### EXTRACTED MATERIAL
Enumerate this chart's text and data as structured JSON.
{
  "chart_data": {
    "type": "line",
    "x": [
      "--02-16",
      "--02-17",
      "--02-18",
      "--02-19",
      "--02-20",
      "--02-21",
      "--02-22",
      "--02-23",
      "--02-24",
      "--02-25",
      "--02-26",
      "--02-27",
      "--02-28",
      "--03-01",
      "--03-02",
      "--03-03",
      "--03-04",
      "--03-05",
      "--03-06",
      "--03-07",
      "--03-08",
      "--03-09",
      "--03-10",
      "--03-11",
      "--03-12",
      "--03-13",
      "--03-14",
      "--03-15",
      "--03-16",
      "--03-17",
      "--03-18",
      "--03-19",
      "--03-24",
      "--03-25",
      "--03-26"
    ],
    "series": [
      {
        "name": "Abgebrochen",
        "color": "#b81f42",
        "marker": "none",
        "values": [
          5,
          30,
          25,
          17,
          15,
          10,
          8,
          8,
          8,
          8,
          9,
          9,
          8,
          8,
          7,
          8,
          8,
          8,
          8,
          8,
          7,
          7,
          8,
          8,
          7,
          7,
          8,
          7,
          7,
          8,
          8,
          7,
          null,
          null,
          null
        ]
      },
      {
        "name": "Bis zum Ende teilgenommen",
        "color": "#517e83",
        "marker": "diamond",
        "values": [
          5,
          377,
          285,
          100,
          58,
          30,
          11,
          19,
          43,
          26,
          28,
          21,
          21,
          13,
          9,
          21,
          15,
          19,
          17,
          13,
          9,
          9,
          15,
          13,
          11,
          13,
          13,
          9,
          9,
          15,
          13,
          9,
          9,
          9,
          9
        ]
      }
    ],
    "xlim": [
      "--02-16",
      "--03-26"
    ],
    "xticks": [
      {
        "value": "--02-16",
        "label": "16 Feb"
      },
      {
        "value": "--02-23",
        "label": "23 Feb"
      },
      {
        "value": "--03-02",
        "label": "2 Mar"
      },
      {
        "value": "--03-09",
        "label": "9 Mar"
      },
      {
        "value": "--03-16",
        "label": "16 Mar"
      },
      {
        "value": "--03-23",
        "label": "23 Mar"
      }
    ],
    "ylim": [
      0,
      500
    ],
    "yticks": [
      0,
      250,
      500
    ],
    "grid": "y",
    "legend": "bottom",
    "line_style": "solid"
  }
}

### REQUIRED WORK
The records above are to be repeated in full, word for word.

### RESULT OF THE TASK
Enumerate this chart's text and data as structured JSON.
{
  "chart_data": {
    "type": "line",
    "x": [
      "--02-16",
      "--02-17",
      "--02-18",
      "--02-19",
      "--02-20",
      "--02-21",
      "--02-22",
      "--02-23",
      "--02-24",
      "--02-25",
      "--02-26",
      "--02-27",
      "--02-28",
      "--03-01",
      "--03-02",
      "--03-03",
      "--03-04",
      "--03-05",
      "--03-06",
      "--03-07",
      "--03-08",
      "--03-09",
      "--03-10",
      "--03-11",
      "--03-12",
      "--03-13",
      "--03-14",
      "--03-15",
      "--03-16",
      "--03-17",
      "--03-18",
      "--03-19",
      "--03-24",
      "--03-25",
      "--03-26"
    ],
    "series": [
      {
        "name": "Abgebrochen",
        "color": "#b81f42",
        "marker": "none",
        "values": [
          5,
          30,
          25,
          17,
          15,
          10,
          8,
          8,
          8,
          8,
          9,
          9,
          8,
          8,
          7,
          8,
          8,
          8,
          8,
          8,
          7,
          7,
          8,
          8,
          7,
          7,
          8,
          7,
          7,
          8,
          8,
          7,
          null,
          null,
          null
        ]
      },
      {
        "name": "Bis zum Ende teilgenommen",
        "color": "#517e83",
        "marker": "diamond",
        "values": [
          5,
          377,
          285,
          100,
          58,
          30,
          11,
          19,
          43,
          26,
          28,
          21,
          21,
          13,
          9,
          21,
          15,
          19,
          17,
          13,
          9,
          9,
          15,
          13,
          11,
          13,
          13,
          9,
          9,
          15,
          13,
          9,
          9,
          9,
          9
        ]
      }
    ],
    "xlim": [
      "--02-16",
      "--03-26"
    ],
    "xticks": [
      {
        "value": "--02-16",
        "label": "16 Feb"
      },
      {
        "value": "--02-23",
        "label": "23 Feb"
      },
      {
        "value": "--03-02",
        "label": "2 Mar"
      },
      {
        "value": "--03-09",
        "label": "9 Mar"
      },
      {
        "value": "--03-16",
        "label": "16 Mar"
      },
      {
        "value": "--03-23",
        "label": "23 Mar"
      }
    ],
    "ylim": [
      0,
      500
    ],
    "yticks": [
      0,
      250,
      500
    ],
    "grid": "y",
    "legend": "bottom",
    "line_style": "solid"
  }
}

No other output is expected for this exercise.